*Written exercise:*
Look through the lines and report how many include the word "редуцирования", giving nothing but the number.

• • •

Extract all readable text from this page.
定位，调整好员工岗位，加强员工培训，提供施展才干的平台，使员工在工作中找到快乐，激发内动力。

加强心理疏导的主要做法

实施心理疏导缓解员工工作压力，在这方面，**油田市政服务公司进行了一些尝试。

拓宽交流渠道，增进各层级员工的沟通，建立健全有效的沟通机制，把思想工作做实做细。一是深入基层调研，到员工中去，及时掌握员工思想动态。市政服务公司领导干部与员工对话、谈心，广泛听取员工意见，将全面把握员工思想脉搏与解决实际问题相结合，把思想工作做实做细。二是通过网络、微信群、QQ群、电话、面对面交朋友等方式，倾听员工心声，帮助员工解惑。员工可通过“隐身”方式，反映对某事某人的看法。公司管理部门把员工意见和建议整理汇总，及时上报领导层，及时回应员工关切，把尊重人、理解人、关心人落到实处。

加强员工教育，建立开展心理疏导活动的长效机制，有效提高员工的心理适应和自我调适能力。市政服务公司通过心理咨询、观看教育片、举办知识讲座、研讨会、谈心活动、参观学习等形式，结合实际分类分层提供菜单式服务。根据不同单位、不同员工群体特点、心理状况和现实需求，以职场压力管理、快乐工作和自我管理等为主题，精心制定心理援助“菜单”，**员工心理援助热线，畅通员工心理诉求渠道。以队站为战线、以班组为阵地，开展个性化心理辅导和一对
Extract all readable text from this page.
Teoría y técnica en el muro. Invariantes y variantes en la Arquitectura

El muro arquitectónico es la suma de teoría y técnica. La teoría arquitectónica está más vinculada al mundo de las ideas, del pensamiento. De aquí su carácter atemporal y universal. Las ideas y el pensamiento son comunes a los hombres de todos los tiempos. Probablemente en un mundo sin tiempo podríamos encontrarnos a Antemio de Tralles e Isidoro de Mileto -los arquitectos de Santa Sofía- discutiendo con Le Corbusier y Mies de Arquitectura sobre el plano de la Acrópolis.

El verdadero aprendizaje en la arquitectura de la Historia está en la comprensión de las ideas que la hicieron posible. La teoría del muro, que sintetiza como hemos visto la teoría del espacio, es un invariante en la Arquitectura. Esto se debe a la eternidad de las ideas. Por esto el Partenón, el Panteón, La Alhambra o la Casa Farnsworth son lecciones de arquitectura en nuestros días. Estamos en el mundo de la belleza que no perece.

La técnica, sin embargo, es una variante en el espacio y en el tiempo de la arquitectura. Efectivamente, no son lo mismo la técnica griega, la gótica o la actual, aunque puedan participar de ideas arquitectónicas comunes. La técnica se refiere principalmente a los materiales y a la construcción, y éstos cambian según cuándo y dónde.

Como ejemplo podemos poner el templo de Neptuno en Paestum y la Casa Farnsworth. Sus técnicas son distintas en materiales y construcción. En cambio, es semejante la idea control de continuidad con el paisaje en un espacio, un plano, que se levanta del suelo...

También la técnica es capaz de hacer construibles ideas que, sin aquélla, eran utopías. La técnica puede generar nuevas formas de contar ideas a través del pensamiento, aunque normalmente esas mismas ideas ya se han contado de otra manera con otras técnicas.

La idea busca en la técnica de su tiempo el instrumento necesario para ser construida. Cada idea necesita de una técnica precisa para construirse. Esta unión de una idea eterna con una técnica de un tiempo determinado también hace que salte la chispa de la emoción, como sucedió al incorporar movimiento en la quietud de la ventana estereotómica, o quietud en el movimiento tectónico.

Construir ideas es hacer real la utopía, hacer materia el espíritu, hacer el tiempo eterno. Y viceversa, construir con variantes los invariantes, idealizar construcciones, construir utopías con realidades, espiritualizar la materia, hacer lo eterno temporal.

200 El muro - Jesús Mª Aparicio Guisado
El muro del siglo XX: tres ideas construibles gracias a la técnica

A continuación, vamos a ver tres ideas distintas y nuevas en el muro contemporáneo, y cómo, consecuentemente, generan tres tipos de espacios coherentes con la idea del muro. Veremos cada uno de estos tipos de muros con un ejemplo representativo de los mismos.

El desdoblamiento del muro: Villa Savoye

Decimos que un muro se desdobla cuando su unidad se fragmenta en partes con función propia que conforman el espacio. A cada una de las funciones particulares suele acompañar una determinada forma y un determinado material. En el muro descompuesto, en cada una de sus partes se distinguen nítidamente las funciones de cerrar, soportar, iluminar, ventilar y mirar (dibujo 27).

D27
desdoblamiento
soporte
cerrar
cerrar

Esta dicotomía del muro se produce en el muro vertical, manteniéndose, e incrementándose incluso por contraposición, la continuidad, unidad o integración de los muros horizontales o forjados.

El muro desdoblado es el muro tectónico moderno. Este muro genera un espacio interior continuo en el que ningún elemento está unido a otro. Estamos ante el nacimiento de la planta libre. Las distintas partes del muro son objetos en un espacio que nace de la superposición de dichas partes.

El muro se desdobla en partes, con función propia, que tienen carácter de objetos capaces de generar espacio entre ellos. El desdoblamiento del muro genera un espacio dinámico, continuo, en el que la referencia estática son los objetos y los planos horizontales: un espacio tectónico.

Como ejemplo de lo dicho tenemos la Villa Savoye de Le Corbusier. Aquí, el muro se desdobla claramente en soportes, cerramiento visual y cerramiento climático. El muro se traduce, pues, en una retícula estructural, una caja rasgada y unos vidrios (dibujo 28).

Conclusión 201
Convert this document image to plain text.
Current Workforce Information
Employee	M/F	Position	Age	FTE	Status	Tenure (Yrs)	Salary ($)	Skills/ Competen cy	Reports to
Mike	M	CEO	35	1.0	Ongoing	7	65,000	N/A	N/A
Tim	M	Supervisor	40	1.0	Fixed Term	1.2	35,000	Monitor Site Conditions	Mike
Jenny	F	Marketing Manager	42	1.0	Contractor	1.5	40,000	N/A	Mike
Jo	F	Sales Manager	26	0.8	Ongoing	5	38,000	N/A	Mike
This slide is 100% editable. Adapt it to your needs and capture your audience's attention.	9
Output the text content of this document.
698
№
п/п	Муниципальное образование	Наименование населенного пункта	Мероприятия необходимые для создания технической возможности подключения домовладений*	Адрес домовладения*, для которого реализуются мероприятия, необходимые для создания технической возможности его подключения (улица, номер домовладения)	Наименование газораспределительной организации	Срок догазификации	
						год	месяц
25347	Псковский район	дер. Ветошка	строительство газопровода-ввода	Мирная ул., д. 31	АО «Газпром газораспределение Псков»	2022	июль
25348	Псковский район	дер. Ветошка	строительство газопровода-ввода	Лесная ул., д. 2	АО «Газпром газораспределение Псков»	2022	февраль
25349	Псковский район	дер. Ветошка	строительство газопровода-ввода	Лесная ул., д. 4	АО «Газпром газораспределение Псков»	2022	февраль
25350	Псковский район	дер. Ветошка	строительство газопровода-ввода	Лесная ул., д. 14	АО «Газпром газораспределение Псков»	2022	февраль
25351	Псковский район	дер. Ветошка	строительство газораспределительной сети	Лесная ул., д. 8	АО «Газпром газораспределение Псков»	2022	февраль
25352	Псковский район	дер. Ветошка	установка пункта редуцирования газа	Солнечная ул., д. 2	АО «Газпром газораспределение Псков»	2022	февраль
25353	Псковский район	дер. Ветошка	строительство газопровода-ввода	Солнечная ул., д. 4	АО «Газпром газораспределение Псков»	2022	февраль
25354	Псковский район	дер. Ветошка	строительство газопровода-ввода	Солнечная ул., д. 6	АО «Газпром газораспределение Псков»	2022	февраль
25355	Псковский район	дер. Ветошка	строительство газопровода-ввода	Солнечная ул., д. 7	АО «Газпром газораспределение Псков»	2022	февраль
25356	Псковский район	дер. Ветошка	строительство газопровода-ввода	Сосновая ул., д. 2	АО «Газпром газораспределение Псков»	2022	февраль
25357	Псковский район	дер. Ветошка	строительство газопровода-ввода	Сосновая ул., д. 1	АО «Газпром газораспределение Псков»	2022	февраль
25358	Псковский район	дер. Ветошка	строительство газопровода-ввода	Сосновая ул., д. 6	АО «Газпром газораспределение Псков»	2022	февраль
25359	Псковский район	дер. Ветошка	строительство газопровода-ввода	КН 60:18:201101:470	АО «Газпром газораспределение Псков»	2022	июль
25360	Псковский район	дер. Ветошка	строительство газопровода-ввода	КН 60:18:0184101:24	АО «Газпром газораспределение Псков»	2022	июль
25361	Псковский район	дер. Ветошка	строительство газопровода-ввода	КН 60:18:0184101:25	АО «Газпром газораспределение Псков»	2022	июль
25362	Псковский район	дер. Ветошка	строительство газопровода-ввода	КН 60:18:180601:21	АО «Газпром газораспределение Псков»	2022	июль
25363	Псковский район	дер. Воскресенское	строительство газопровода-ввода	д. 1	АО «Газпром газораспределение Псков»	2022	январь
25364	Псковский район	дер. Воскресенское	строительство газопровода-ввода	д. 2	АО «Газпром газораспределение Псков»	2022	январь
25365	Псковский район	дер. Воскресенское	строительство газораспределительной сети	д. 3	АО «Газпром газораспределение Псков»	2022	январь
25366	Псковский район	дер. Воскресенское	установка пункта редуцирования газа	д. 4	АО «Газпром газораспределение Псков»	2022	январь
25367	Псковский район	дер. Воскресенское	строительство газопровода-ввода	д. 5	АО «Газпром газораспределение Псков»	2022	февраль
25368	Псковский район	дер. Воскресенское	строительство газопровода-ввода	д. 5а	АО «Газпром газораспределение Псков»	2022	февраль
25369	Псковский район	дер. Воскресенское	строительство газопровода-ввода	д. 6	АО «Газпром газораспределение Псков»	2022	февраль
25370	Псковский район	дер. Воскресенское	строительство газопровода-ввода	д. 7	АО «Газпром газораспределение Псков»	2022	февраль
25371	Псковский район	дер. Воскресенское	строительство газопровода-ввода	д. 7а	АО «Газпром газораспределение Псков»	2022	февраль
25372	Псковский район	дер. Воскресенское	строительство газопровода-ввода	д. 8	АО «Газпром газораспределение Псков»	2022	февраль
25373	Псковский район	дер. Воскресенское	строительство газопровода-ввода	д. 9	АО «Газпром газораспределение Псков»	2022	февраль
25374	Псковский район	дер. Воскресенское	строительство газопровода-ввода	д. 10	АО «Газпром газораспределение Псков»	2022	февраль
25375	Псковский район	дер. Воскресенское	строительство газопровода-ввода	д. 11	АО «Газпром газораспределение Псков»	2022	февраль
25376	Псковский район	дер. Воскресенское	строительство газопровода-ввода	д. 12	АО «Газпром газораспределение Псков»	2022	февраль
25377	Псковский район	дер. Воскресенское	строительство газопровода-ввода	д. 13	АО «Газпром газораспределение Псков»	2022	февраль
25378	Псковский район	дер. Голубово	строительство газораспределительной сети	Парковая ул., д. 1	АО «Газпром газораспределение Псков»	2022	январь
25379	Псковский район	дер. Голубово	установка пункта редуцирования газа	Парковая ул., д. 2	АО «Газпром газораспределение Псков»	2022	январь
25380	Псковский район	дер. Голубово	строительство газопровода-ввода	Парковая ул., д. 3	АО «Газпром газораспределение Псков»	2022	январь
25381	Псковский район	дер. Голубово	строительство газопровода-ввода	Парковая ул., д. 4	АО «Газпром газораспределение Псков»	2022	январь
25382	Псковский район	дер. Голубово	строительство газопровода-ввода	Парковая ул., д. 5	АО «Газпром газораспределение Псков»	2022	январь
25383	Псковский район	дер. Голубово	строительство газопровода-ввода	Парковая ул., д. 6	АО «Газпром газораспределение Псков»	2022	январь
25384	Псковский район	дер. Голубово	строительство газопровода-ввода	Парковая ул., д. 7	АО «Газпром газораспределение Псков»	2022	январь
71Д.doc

• • •

*Output for this exercise:*
3